■ Texte fourni:

※

Lors du dernier scrutin, la participation des jeunes n'avait pas dépassé 30 à 35%, contre 50% pour la population générale. "Je ne suis pas allée voter, car aucun parti ne m'inspirait confiance", explique Khatia Janiachvili, 27 ans. D'ailleurs, je ne le regrette pas réellement, car je ne suis pas persuadée que mon vote aurait changé quelque chose." Le 26 octobre, elle se rendra aux urnes pour que la Géorgie reprenne sa marche vers l'Europe. Ce qui n'empêche pas la jeune femme de dénoncer la "polarisation de la vie politique", avec "deux partis face à face" depuis plusieurs années : Rêve géorgien et le Mouvement national uni de l'ancien président Mikheil Saakachvili. "Notre génération ne cherche pas de leader, elle réclame un projet."
"Sept jeunes sur dix ne se reconnaissent pas dans les partis politiques actuels", confirme Jubo Beridzichvili, auteur d'une étude sur la génération Z pour l'ONG ForSet. Beaucoup ne connaissent même pas les noms des différentes formations. Mais pour autant, cela ne veut pas dire qu'ils sont apolitiques, puisque 88% des jeunes interrogés soutiennent l'intégration à l'UE." A Tbilissi, des drapeaux de l'Union européenne sont accrochés à tous les coins de rue. Avec la libéralisation du système de visas, "la plupart des jeunes Géorgiens ont déjà visité des pays de l'UE. Quand des gens qui ont grandi dans l'Union soviétique leur expliquent ce qu'est l'UE, ils trouvent cela ridicule."
"L'alternative est vécue ainsi par la jeunesse : Europe et liberté d'un côté, Russie et esclavage de l'autre."

※

Liste des données:
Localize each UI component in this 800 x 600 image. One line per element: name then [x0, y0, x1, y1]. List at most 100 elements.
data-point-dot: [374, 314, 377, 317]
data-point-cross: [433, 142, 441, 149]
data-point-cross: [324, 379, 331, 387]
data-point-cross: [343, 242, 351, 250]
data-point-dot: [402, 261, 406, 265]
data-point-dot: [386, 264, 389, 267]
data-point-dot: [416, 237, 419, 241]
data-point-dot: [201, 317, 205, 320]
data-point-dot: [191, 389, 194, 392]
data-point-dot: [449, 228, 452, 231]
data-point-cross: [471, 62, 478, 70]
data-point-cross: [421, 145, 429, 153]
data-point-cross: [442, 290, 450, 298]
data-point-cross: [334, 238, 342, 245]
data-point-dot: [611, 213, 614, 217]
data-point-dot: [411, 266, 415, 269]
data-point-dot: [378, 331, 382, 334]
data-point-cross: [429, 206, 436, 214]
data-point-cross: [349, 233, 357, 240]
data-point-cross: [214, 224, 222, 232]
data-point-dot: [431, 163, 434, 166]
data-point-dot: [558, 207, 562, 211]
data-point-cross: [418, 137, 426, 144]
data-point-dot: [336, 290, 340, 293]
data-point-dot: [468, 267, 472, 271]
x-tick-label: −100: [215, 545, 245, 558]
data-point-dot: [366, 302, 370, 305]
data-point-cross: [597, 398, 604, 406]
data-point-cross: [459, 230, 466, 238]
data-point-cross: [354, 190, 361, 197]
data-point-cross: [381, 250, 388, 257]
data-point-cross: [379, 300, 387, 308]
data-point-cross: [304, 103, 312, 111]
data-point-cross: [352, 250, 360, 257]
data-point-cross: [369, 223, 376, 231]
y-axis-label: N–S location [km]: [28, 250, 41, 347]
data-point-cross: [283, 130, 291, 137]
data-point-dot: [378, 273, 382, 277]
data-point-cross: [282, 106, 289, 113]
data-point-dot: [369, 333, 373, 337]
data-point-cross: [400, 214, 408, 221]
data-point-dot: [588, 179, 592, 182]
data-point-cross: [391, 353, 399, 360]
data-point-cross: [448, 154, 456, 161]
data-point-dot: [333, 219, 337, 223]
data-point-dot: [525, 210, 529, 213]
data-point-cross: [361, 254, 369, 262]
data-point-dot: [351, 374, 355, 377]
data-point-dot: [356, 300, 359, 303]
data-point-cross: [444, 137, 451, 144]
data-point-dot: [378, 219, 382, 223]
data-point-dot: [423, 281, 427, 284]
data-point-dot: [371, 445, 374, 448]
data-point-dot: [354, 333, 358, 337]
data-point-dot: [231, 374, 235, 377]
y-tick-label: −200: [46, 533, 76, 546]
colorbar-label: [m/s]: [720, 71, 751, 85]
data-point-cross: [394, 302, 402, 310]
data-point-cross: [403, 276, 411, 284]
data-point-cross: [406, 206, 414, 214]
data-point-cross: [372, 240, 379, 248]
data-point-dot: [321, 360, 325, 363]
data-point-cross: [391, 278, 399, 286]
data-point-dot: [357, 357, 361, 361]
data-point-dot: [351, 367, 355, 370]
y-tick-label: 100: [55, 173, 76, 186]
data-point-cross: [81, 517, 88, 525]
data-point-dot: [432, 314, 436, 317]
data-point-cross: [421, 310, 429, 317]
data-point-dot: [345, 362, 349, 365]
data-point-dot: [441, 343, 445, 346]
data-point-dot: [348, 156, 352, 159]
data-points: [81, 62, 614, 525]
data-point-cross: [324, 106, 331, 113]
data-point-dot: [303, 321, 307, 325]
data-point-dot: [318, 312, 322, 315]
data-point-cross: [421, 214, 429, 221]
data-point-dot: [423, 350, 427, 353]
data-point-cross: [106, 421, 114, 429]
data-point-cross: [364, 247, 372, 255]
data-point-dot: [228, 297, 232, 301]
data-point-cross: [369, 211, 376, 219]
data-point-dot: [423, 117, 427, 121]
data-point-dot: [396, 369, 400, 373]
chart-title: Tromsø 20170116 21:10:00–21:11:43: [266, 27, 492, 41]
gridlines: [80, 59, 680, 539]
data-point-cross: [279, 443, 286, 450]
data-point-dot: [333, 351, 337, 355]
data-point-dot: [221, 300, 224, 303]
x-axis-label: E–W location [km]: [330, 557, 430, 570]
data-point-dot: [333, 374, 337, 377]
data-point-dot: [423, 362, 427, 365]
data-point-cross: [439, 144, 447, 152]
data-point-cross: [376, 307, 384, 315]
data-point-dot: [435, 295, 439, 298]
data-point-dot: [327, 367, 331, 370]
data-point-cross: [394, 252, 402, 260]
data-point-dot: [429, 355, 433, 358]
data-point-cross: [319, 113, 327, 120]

※

■ Exercice court 1:
Répondez aux questions suivantes d'après le texte fourni.
(a) Quel taux de participation des jeunes est indiqué pour le dernier scrutin ?
(b) Quelle proportion des jeunes interrogés soutient l'intégration à l'UE ?
(c) À quelle date Khatia Janiachvili se rendra-t-elle aux urnes ?
■ Exercice court 2:
Reprenez le texte fourni sur la jeunesse géorgienne et le vote, puis prolongez-le après sa dernière phrase.

■ Réponse 1:
(a) Entre 30 et 35 %.
(b) 88 %.
(c) Le 26 octobre.

■ Réponse 2:
Jubo Beridzichvili, chef de projet à l'ONG ForSetà franceinfo
"Cette génération sait très bien que l'adhésion à l'UE est un long processus. Mais cette loi réduit à néant tous les efforts." Et si les conséquences de cette loi peuvent être "difficiles à saisir pour les non-initiés", tout le monde "comprend en revanche le danger", quand des institutions occidentales "avertissent la Géorgie qu'une telle loi pourrait compromettre la procédure d'adhésion". Au total, 400 000 électeurs seront appelés pour la première fois aux urnes, ce qui représente 14% du corps électoral. "Il revient désormais aux partis politiques de jouer leur rôle", ajoute Jubo Beridzichvili. Et ce en répondant aux aspirations de la société civile.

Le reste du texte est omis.